═════ Data for the task

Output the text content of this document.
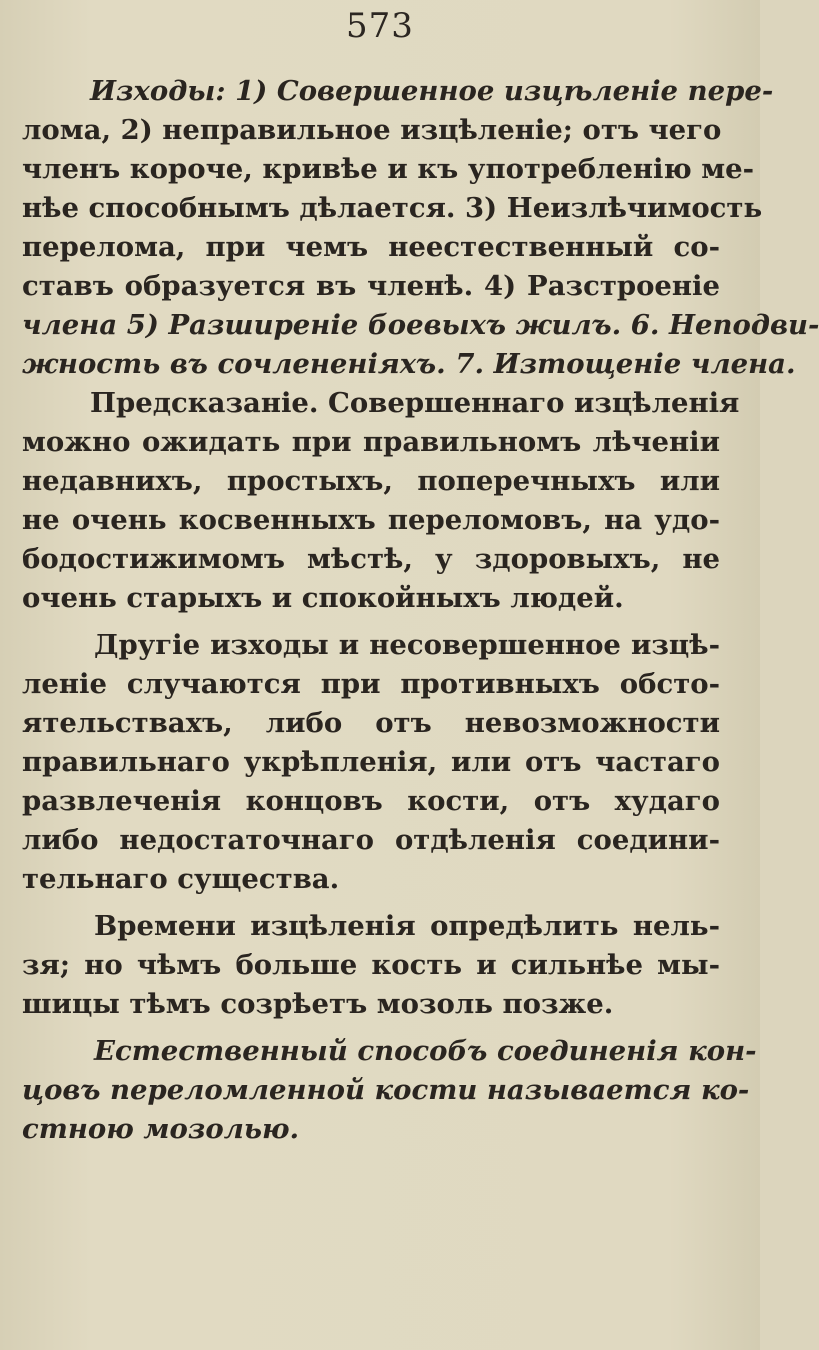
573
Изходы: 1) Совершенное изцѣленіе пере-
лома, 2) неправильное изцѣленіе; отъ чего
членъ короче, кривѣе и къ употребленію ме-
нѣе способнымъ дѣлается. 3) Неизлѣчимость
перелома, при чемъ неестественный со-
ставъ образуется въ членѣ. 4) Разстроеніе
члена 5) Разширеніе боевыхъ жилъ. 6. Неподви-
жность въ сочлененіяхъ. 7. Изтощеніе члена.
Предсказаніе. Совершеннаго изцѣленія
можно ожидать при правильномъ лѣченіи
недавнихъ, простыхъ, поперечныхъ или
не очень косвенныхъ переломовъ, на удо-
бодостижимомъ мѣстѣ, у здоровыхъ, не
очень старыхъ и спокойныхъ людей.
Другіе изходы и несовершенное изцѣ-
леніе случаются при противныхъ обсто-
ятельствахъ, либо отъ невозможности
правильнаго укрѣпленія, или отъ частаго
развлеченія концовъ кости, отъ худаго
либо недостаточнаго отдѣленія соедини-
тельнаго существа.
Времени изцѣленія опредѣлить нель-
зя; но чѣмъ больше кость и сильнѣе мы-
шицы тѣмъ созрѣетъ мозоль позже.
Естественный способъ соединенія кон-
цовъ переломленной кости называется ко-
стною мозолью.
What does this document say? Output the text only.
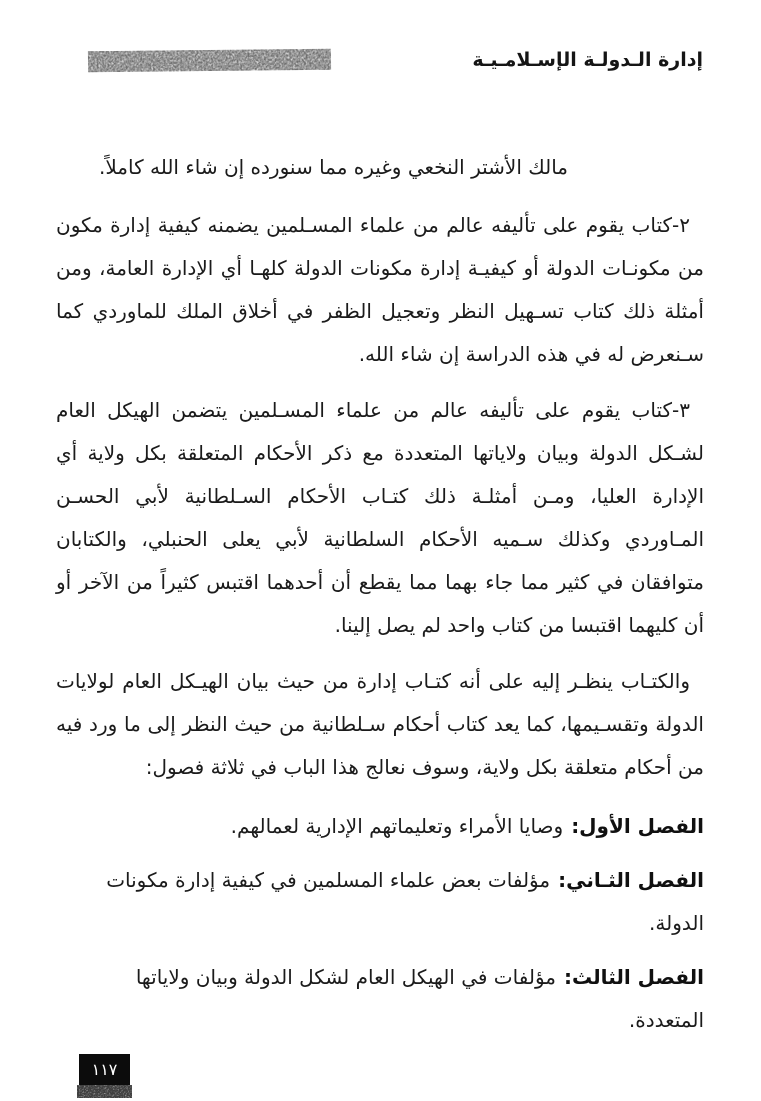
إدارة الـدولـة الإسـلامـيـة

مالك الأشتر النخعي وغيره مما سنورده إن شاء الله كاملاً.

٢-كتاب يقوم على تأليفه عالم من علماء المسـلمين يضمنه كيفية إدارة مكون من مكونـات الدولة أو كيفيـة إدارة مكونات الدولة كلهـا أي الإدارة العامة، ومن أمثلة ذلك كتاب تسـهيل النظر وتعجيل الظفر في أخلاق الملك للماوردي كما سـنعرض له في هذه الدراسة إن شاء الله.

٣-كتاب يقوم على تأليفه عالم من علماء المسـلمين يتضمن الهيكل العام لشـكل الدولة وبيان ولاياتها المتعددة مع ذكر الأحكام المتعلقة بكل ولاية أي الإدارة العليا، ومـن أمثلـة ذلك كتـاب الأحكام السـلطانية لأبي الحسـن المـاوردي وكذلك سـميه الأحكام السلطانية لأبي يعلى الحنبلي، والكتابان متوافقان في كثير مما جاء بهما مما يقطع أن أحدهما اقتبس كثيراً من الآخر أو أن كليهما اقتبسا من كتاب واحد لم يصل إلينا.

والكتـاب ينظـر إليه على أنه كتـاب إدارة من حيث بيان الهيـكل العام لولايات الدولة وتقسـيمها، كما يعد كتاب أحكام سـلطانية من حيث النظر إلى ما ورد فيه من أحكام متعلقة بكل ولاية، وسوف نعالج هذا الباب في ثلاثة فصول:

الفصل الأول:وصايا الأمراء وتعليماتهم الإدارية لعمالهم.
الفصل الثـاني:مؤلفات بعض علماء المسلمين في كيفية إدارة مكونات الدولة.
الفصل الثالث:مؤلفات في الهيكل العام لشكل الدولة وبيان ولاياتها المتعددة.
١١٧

══════════

**Goal:** Set down all the data again exactly as above, pictures excluded.

**Response to this exercise:**
Output the text content of this document.
573
Изходы: 1) Совершенное изцѣленіе пере-
лома, 2) неправильное изцѣленіе; отъ чего
членъ короче, кривѣе и къ употребленію ме-
нѣе способнымъ дѣлается. 3) Неизлѣчимость
перелома, при чемъ неестественный со-
ставъ образуется въ членѣ. 4) Разстроеніе
члена 5) Разширеніе боевыхъ жилъ. 6. Неподви-
жность въ сочлененіяхъ. 7. Изтощеніе члена.
Предсказаніе. Совершеннаго изцѣленія
можно ожидать при правильномъ лѣченіи
недавнихъ, простыхъ, поперечныхъ или
не очень косвенныхъ переломовъ, на удо-
бодостижимомъ мѣстѣ, у здоровыхъ, не
очень старыхъ и спокойныхъ людей.
Другіе изходы и несовершенное изцѣ-
леніе случаются при противныхъ обсто-
ятельствахъ, либо отъ невозможности
правильнаго укрѣпленія, или отъ частаго
развлеченія концовъ кости, отъ худаго
либо недостаточнаго отдѣленія соедини-
тельнаго существа.
Времени изцѣленія опредѣлить нель-
зя; но чѣмъ больше кость и сильнѣе мы-
шицы тѣмъ созрѣетъ мозоль позже.
Естественный способъ соединенія кон-
цовъ переломленной кости называется ко-
стною мозолью.
What does this document say? Output the text only.
إدارة الـدولـة الإسـلامـيـة

مالك الأشتر النخعي وغيره مما سنورده إن شاء الله كاملاً.

٢-كتاب يقوم على تأليفه عالم من علماء المسـلمين يضمنه كيفية إدارة مكون من مكونـات الدولة أو كيفيـة إدارة مكونات الدولة كلهـا أي الإدارة العامة، ومن أمثلة ذلك كتاب تسـهيل النظر وتعجيل الظفر في أخلاق الملك للماوردي كما سـنعرض له في هذه الدراسة إن شاء الله.

٣-كتاب يقوم على تأليفه عالم من علماء المسـلمين يتضمن الهيكل العام لشـكل الدولة وبيان ولاياتها المتعددة مع ذكر الأحكام المتعلقة بكل ولاية أي الإدارة العليا، ومـن أمثلـة ذلك كتـاب الأحكام السـلطانية لأبي الحسـن المـاوردي وكذلك سـميه الأحكام السلطانية لأبي يعلى الحنبلي، والكتابان متوافقان في كثير مما جاء بهما مما يقطع أن أحدهما اقتبس كثيراً من الآخر أو أن كليهما اقتبسا من كتاب واحد لم يصل إلينا.

والكتـاب ينظـر إليه على أنه كتـاب إدارة من حيث بيان الهيـكل العام لولايات الدولة وتقسـيمها، كما يعد كتاب أحكام سـلطانية من حيث النظر إلى ما ورد فيه من أحكام متعلقة بكل ولاية، وسوف نعالج هذا الباب في ثلاثة فصول:

الفصل الأول:وصايا الأمراء وتعليماتهم الإدارية لعمالهم.
الفصل الثـاني:مؤلفات بعض علماء المسلمين في كيفية إدارة مكونات الدولة.
الفصل الثالث:مؤلفات في الهيكل العام لشكل الدولة وبيان ولاياتها المتعددة.
١١٧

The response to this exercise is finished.